PROVIDED ENTRIES:
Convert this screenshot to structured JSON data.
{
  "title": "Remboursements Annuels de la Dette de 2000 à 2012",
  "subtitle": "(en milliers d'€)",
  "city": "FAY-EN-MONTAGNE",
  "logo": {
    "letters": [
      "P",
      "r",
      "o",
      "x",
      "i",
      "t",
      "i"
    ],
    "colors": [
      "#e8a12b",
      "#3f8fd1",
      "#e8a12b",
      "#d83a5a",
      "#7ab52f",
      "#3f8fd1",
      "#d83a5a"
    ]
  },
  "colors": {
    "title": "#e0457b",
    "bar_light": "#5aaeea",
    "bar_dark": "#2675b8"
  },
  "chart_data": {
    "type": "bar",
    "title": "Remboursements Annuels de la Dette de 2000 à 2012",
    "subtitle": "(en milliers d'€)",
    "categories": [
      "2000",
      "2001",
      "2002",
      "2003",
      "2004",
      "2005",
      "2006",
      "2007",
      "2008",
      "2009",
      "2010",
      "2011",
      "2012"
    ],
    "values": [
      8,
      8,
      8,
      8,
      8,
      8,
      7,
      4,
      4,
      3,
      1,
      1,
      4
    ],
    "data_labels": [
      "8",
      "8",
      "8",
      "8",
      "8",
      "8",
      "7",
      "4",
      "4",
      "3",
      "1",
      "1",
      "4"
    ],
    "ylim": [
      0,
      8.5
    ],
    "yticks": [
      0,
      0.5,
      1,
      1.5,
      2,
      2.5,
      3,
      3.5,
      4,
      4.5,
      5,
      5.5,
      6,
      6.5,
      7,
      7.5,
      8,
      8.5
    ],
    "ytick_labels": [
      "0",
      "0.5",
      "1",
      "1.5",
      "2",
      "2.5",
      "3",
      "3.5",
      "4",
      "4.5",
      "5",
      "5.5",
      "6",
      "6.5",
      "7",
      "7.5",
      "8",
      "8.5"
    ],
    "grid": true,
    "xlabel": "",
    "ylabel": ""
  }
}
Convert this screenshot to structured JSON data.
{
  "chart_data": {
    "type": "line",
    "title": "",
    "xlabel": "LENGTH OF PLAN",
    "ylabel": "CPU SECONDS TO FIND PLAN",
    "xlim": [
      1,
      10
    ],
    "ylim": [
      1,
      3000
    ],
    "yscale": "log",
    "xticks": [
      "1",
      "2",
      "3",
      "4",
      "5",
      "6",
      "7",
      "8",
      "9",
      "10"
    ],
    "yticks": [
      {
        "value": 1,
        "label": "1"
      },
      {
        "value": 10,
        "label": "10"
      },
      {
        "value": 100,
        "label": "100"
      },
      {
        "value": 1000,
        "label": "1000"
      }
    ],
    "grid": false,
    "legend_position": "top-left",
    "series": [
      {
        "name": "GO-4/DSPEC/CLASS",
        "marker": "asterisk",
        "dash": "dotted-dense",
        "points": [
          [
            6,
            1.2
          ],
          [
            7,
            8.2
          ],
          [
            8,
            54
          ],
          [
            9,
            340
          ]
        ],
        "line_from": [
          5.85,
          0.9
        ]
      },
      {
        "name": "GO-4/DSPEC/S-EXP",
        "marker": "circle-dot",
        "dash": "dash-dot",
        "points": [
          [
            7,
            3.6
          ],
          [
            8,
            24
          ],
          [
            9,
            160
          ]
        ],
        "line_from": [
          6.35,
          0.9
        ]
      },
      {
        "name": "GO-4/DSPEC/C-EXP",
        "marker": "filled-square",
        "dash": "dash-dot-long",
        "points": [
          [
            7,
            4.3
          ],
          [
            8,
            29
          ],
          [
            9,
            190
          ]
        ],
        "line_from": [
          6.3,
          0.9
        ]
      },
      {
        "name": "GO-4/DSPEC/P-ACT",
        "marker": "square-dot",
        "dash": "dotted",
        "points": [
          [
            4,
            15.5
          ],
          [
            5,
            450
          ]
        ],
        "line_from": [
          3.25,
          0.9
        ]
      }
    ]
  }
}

STATED TASK:
Extract, from the material above, each line holding the word "subtitle".

WRITTEN SOLUTION:
  "subtitle": "(en milliers d'€)",
    "subtitle": "(en milliers d'€)",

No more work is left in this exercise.